§ The exercise
Reproduce all of the material word for word.

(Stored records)
"""

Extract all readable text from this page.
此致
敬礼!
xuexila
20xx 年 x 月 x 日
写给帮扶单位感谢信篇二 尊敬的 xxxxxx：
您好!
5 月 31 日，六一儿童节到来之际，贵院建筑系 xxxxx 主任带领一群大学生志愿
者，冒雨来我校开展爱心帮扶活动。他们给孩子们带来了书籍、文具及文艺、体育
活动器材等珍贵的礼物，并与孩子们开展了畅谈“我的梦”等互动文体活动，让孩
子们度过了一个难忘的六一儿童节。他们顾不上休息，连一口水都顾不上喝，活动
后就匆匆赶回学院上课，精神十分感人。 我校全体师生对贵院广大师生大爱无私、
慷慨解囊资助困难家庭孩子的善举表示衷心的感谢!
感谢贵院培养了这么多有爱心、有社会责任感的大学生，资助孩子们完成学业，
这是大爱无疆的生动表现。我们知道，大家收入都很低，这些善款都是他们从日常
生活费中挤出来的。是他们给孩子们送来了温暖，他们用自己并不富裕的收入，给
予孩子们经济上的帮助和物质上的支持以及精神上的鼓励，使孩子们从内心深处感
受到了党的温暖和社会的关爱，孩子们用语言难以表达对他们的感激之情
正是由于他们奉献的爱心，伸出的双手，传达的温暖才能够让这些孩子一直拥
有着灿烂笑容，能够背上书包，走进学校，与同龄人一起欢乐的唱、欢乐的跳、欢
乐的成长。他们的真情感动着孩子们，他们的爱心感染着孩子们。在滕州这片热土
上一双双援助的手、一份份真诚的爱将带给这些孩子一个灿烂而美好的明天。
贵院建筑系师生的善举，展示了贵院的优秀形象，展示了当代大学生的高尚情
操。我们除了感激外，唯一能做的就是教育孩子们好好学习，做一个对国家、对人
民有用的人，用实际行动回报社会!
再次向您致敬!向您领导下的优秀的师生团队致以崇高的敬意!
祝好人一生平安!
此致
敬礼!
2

"""

§ Reply to the task
Extract all readable text from this page.
此致
敬礼!
xuexila
20xx 年 x 月 x 日
写给帮扶单位感谢信篇二 尊敬的 xxxxxx：
您好!
5 月 31 日，六一儿童节到来之际，贵院建筑系 xxxxx 主任带领一群大学生志愿
者，冒雨来我校开展爱心帮扶活动。他们给孩子们带来了书籍、文具及文艺、体育
活动器材等珍贵的礼物，并与孩子们开展了畅谈“我的梦”等互动文体活动，让孩
子们度过了一个难忘的六一儿童节。他们顾不上休息，连一口水都顾不上喝，活动
后就匆匆赶回学院上课，精神十分感人。 我校全体师生对贵院广大师生大爱无私、
慷慨解囊资助困难家庭孩子的善举表示衷心的感谢!
感谢贵院培养了这么多有爱心、有社会责任感的大学生，资助孩子们完成学业，
这是大爱无疆的生动表现。我们知道，大家收入都很低，这些善款都是他们从日常
生活费中挤出来的。是他们给孩子们送来了温暖，他们用自己并不富裕的收入，给
予孩子们经济上的帮助和物质上的支持以及精神上的鼓励，使孩子们从内心深处感
受到了党的温暖和社会的关爱，孩子们用语言难以表达对他们的感激之情
正是由于他们奉献的爱心，伸出的双手，传达的温暖才能够让这些孩子一直拥
有着灿烂笑容，能够背上书包，走进学校，与同龄人一起欢乐的唱、欢乐的跳、欢
乐的成长。他们的真情感动着孩子们，他们的爱心感染着孩子们。在滕州这片热土
上一双双援助的手、一份份真诚的爱将带给这些孩子一个灿烂而美好的明天。
贵院建筑系师生的善举，展示了贵院的优秀形象，展示了当代大学生的高尚情
操。我们除了感激外，唯一能做的就是教育孩子们好好学习，做一个对国家、对人
民有用的人，用实际行动回报社会!
再次向您致敬!向您领导下的优秀的师生团队致以崇高的敬意!
祝好人一生平安!
此致
敬礼!
2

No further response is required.